------ EXTRAIT FOURNI

Vue sur la montagne

Un texte de Daniel Laguitton

Paru dans le numéro

Publié le : 1 décembre 2017

Dernière mise à jour : 30 octobre 2020

 

Nous passons la plus grande partie de notre vie à travailler pour gagner l’argent avec lequel nous achetons les objets que nous fabriquons en travaillant. La valeur marchande des objets fabriqués prime leur utilité et sert à calculer le produit intérieur brut (PIB) des nations industrielles dont les économies reposent sur le dogme de la…

Nous passons la plus grande partie de notre vie à travailler pour gagner l’argent avec lequel nous achetons les objets que nous fabriquons en travaillant. La valeur marchande des objets fabriqués prime leur utilité et sert à calculer le produit intérieur brut (PIB) des nations industrielles dont les économies reposent sur le dogme de la croissance nécessaire du PIB. Ce que nous appelons « une économie prospère » comporte donc deux grandes composantes : 1) la fabrication du plus grand nombre possible d’objets répondant à des besoins réels ou imaginaires ; 2) la stimulation de besoins imaginaires par le biais de la publicité et par l’obsolescence programmée des produits de consommation. Le raisonnement sous-jacent est que plus on consomme, plus on doit travailler pour produire, et plus on doit travailler pour produire, plus on gagne l’argent qui permettra de consommer ce que l’on produit. Ce raisonnement est fallacieux dans la mesure où nous fabriquons aussi des robots et des procédés automatisés qui remplacent systématiquement le travailleur-consommateur dans ce cercle vicieux qui n’enrichit que ceux qui « possèdent » les moyens de production en fabriquant de plus en plus d’objets inutiles ou dont l’utilité se mesure en minutes avant de rejoindre la montagne de déchets qui caractérise l’ère industrielle. Bilan global : chômage endémique et croissant, et épuisement des ressources non renouvelables de la planète.

------------

**OBJECTIF A:**
Répondez aux questions suivantes sur l'extrait sur l'économie de croissance.
(i) À quel calcul sert la valeur marchande des objets fabriqués ?
(ii) Par quels moyens les besoins imaginaires sont-ils stimulés ?
(iii) Quel bilan global l'extrait dresse-t-il ?
**OBJECTIF B:**
Relevez toutes les informations de publication de l'extrait sur l'économie de croissance qui précèdent son premier paragraphe et sont accompagnées d'une valeur.
**OBJECTIF C:**
Poursuivez la rédaction de l'extrait sur l'économie de croissance à la suite de sa dernière phrase.

------ DONNÉES FOURNIES

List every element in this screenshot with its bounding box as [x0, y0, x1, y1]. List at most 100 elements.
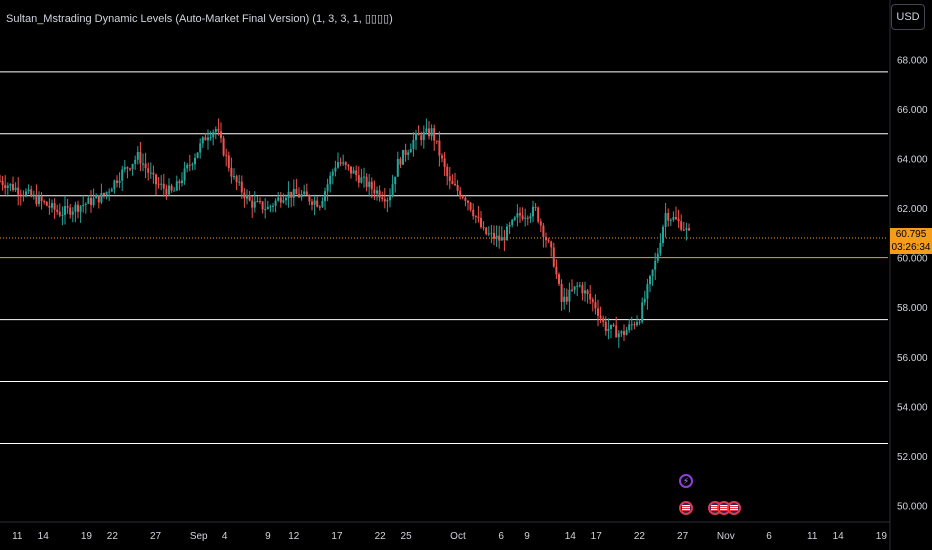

------------

**RÉPONSE ATTENDUE A:**
(i) Elle sert à calculer le produit intérieur brut (PIB) des nations industrielles.
(ii) Ils sont stimulés par la publicité et par l'obsolescence programmée des produits de consommation.
(iii) Il dresse le bilan d'un chômage endémique et croissant, et de l'épuisement des ressources non renouvelables de la planète.

**RÉPONSE ATTENDUE B:**
- Titre : Vue sur la montagne
- Auteur : Daniel Laguitton
- Date de publication : 1 décembre 2017
- Dernière mise à jour : 30 octobre 2020

**RÉPONSE ATTENDUE C:**
Image du film Midway de Chris Jordan pour illustrer le propos de Daniel Laguitton

Image du film Midway de Chris Jordan

La production annuelle de déchets non récupérés est en moyenne de 720 kg par personne au Canada. Environ 40 % de ces déchets non récupérés sont d’origine résidentielle, le reste provient de diverses institutions et entreprises publiques ou privées. À l’échelle mondiale, la montagne de déchets produite annuellement est estimée à environ 4 milliards de tonnes. Entassés sur les 59 kilomètres carrés de l’île de Manhattan, ces déchets formeraient une couche annuelle de plus de 65 mètres d’épaisseur et la plus haute tour de New York, le One World Trade Center, avec ses 541 mètres, disparaîtrait sous ce dépotoir en moins de 10 ans.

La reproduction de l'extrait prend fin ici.